_Exercise objective_
Narrow the data below down to the lines containing "height".

::: Available records

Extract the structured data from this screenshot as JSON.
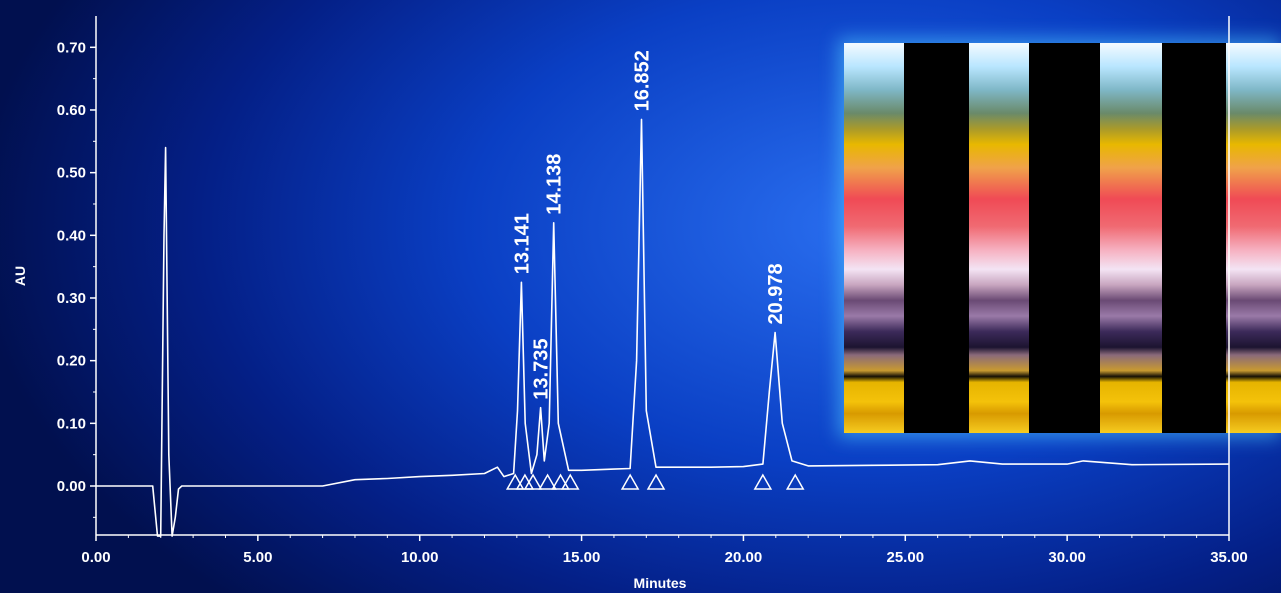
{
  "chart_data": {
    "type": "line",
    "xlabel": "Minutes",
    "ylabel": "AU",
    "xlim": [
      0,
      35
    ],
    "ylim": [
      -0.08,
      0.74
    ],
    "x_ticks": [
      "0.00",
      "5.00",
      "10.00",
      "15.00",
      "20.00",
      "25.00",
      "30.00",
      "35.00"
    ],
    "y_ticks": [
      "0.00",
      "0.10",
      "0.20",
      "0.30",
      "0.40",
      "0.50",
      "0.60",
      "0.70"
    ],
    "peaks": [
      {
        "label": "13.141",
        "rt": 13.141,
        "height": 0.325
      },
      {
        "label": "13.735",
        "rt": 13.735,
        "height": 0.125
      },
      {
        "label": "14.138",
        "rt": 14.138,
        "height": 0.42
      },
      {
        "label": "16.852",
        "rt": 16.852,
        "height": 0.585
      },
      {
        "label": "20.978",
        "rt": 20.978,
        "height": 0.245
      }
    ],
    "series": [
      {
        "values_x": [
          0,
          1.75,
          1.9,
          2.0,
          2.1,
          2.15,
          2.25,
          2.35,
          2.45,
          2.55,
          2.65,
          3,
          4,
          5,
          6,
          7,
          8,
          9,
          10,
          11,
          12,
          12.4,
          12.6,
          12.9,
          13.02,
          13.141,
          13.26,
          13.45,
          13.62,
          13.735,
          13.85,
          14.0,
          14.138,
          14.28,
          14.6,
          15,
          16,
          16.5,
          16.7,
          16.852,
          17.0,
          17.3,
          18,
          19,
          20,
          20.6,
          20.8,
          20.978,
          21.2,
          21.5,
          22,
          24,
          26,
          27,
          28,
          30,
          30.5,
          32,
          35
        ],
        "values_y": [
          0.0,
          0.0,
          -0.08,
          -0.08,
          0.4,
          0.54,
          0.05,
          -0.08,
          -0.05,
          -0.005,
          0.0,
          0.0,
          0.0,
          0.0,
          0.0,
          0.0,
          0.01,
          0.012,
          0.015,
          0.017,
          0.02,
          0.03,
          0.015,
          0.02,
          0.12,
          0.325,
          0.1,
          0.02,
          0.05,
          0.125,
          0.04,
          0.1,
          0.42,
          0.1,
          0.025,
          0.025,
          0.027,
          0.028,
          0.2,
          0.585,
          0.12,
          0.03,
          0.03,
          0.03,
          0.031,
          0.035,
          0.15,
          0.245,
          0.1,
          0.04,
          0.032,
          0.033,
          0.034,
          0.04,
          0.035,
          0.035,
          0.04,
          0.034,
          0.035
        ]
      }
    ],
    "integration_markers": [
      12.95,
      13.25,
      13.5,
      13.95,
      14.35,
      14.65,
      16.5,
      17.3,
      20.6,
      21.6
    ],
    "grid": false,
    "inset": "TLC plate image with four bands"
  },
  "colors": {
    "trace": "#ffffff",
    "axis": "#ffffff",
    "background": "#0a3fc4"
  }
}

::::::

_Exercise result_
        "height": 0.325
        "height": 0.125
        "height": 0.42
        "height": 0.585
        "height": 0.245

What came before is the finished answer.